[Dataset entries]
*****
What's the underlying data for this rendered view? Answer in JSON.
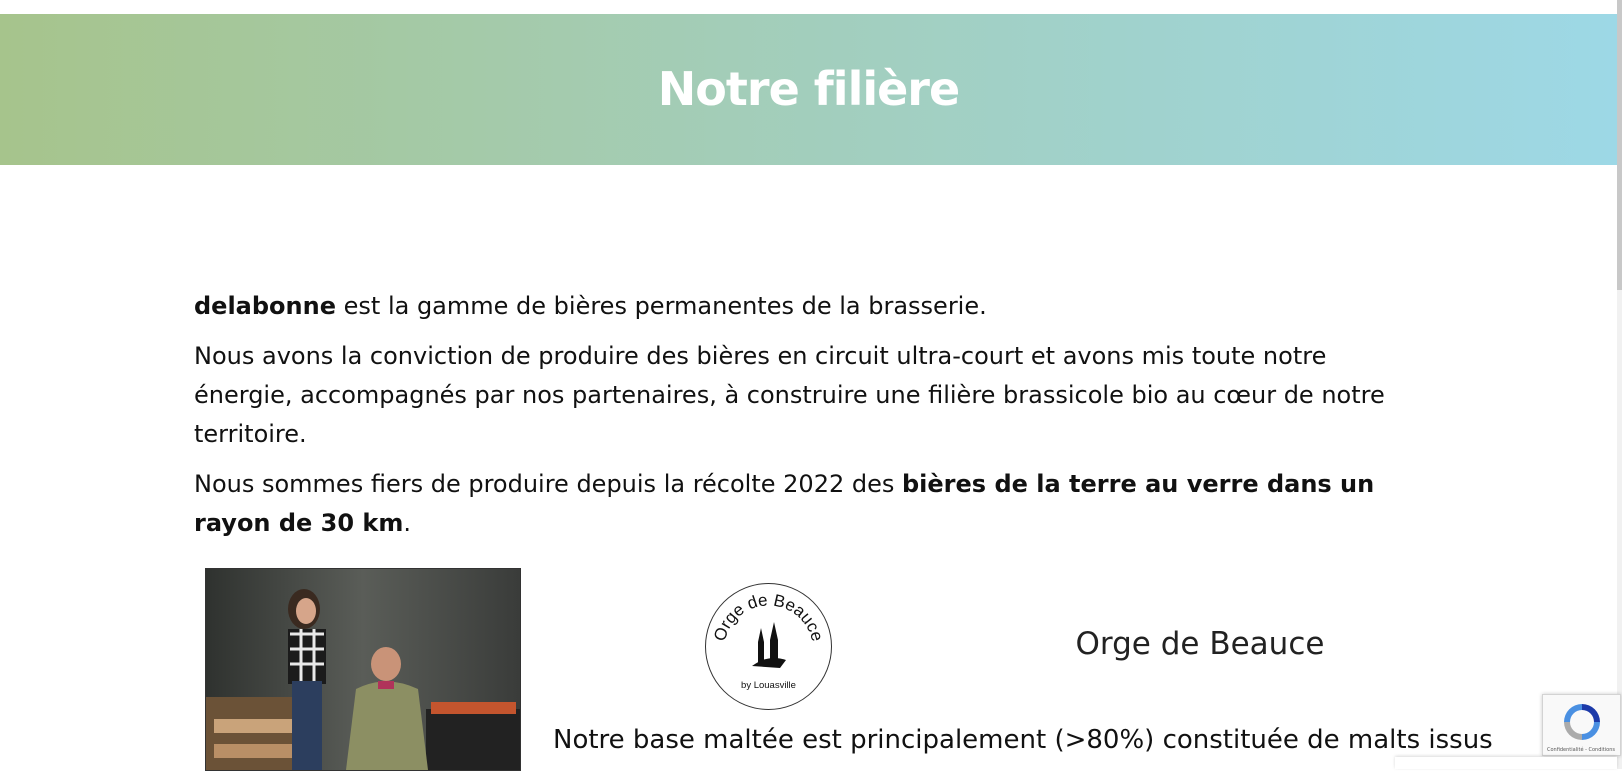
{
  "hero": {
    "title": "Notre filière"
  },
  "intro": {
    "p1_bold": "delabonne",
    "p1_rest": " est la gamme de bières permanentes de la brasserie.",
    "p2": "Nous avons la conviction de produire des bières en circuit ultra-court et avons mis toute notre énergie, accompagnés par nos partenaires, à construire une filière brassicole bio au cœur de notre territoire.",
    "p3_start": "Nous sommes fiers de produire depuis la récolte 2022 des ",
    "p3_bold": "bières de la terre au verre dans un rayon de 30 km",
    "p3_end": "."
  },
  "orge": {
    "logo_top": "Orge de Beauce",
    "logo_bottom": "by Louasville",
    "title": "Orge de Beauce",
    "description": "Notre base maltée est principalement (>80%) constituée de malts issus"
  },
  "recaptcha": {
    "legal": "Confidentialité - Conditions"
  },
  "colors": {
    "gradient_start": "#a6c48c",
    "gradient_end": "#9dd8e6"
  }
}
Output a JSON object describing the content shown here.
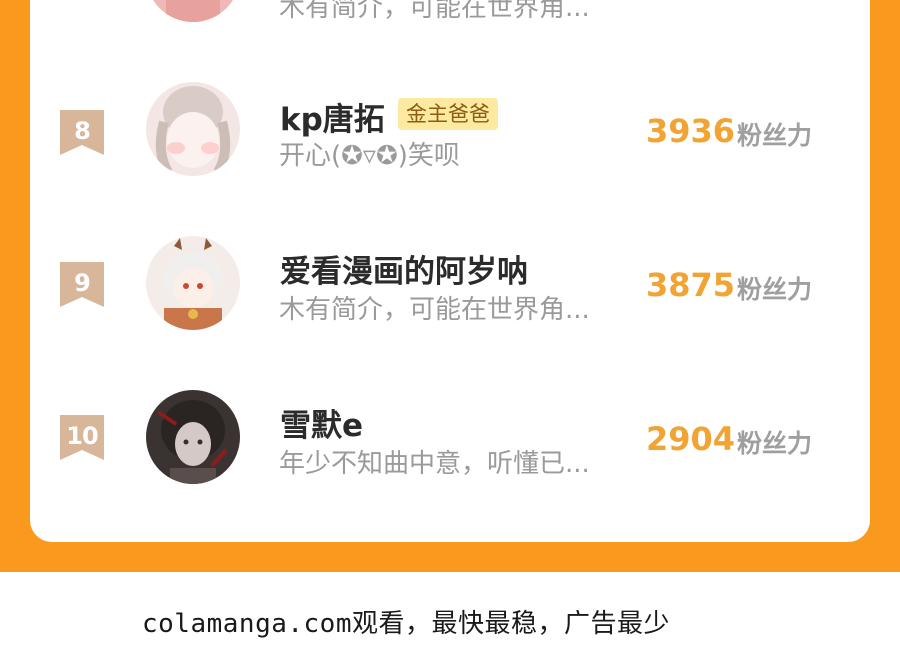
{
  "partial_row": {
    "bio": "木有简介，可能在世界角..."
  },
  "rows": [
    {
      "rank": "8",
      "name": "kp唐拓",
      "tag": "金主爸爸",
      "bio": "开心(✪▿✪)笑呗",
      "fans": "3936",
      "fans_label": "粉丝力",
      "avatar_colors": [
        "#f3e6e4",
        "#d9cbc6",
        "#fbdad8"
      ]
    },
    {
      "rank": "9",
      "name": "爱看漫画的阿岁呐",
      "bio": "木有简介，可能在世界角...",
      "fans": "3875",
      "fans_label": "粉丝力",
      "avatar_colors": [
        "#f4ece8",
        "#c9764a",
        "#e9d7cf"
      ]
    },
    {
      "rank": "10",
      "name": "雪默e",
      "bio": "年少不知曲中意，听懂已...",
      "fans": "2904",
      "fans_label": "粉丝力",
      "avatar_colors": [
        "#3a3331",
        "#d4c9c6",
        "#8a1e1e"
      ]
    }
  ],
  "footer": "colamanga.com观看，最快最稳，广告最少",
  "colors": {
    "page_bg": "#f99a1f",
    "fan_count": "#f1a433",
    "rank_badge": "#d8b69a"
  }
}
*****
EXERCISE DIRECTIONS:
Give again, unchanged, only the lines from the line containing "Output a JSON" to the last line of the records above. Pictures do not belong in the copy.

TASK OUTPUT:
Output a JSON object describing the content shown here.
{
  "partial_row": {
    "bio": "木有简介，可能在世界角..."
  },
  "rows": [
    {
      "rank": "8",
      "name": "kp唐拓",
      "tag": "金主爸爸",
      "bio": "开心(✪▿✪)笑呗",
      "fans": "3936",
      "fans_label": "粉丝力",
      "avatar_colors": [
        "#f3e6e4",
        "#d9cbc6",
        "#fbdad8"
      ]
    },
    {
      "rank": "9",
      "name": "爱看漫画的阿岁呐",
      "bio": "木有简介，可能在世界角...",
      "fans": "3875",
      "fans_label": "粉丝力",
      "avatar_colors": [
        "#f4ece8",
        "#c9764a",
        "#e9d7cf"
      ]
    },
    {
      "rank": "10",
      "name": "雪默e",
      "bio": "年少不知曲中意，听懂已...",
      "fans": "2904",
      "fans_label": "粉丝力",
      "avatar_colors": [
        "#3a3331",
        "#d4c9c6",
        "#8a1e1e"
      ]
    }
  ],
  "footer": "colamanga.com观看，最快最稳，广告最少",
  "colors": {
    "page_bg": "#f99a1f",
    "fan_count": "#f1a433",
    "rank_badge": "#d8b69a"
  }
}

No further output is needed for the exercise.